• _What is expected_
Write out every line below that includes the word "Separate".

(Part of a data file)

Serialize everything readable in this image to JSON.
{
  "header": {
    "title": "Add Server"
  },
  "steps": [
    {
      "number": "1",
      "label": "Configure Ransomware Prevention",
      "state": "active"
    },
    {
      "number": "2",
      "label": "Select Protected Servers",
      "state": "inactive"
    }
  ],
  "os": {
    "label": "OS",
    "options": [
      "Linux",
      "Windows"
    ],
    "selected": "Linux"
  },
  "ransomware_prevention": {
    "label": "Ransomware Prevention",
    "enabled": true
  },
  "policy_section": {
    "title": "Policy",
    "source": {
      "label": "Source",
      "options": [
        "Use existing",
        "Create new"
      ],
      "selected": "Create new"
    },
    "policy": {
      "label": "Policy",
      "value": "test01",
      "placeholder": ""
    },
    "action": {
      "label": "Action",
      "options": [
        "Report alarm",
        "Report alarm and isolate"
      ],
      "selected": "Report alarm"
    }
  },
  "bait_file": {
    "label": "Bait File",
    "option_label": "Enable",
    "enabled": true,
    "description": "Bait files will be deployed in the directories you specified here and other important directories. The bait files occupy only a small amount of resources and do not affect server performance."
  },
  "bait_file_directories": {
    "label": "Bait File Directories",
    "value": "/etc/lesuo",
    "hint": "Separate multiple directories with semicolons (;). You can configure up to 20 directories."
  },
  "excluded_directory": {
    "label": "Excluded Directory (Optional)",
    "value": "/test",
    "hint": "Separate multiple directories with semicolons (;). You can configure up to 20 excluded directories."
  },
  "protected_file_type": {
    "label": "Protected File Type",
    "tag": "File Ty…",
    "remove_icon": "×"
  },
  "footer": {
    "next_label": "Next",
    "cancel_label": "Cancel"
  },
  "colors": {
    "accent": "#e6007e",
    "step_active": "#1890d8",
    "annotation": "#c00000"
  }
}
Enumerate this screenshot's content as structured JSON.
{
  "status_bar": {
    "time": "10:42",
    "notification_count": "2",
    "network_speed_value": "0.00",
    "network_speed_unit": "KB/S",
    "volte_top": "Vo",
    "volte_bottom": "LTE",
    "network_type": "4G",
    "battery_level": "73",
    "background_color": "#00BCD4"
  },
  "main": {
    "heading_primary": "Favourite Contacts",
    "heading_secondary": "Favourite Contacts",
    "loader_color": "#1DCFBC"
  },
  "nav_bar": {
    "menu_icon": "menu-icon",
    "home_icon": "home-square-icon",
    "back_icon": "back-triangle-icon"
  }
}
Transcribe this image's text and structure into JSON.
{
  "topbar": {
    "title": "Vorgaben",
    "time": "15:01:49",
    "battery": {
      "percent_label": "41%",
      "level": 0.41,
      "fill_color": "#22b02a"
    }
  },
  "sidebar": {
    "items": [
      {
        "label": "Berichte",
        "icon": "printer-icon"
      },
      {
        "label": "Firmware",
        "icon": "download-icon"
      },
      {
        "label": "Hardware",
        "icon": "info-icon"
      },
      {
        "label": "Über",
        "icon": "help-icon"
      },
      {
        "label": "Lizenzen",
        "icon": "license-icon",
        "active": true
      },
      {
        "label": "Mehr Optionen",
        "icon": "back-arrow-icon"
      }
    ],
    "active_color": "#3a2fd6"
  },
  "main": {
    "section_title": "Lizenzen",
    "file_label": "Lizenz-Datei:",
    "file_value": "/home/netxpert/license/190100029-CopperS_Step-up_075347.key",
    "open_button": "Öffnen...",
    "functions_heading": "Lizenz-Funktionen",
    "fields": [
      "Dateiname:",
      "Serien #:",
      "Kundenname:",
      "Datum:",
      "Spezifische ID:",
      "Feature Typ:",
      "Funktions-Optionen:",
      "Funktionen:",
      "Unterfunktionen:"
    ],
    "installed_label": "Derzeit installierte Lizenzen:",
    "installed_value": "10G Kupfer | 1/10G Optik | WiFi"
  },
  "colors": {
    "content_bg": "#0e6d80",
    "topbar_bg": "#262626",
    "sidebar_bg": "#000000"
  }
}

• _Response for this exercise_
    "hint": "Separate multiple directories with semicolons (;). You can configure up to 20 directories."
    "hint": "Separate multiple directories with semicolons (;). You can configure up to 20 excluded directories."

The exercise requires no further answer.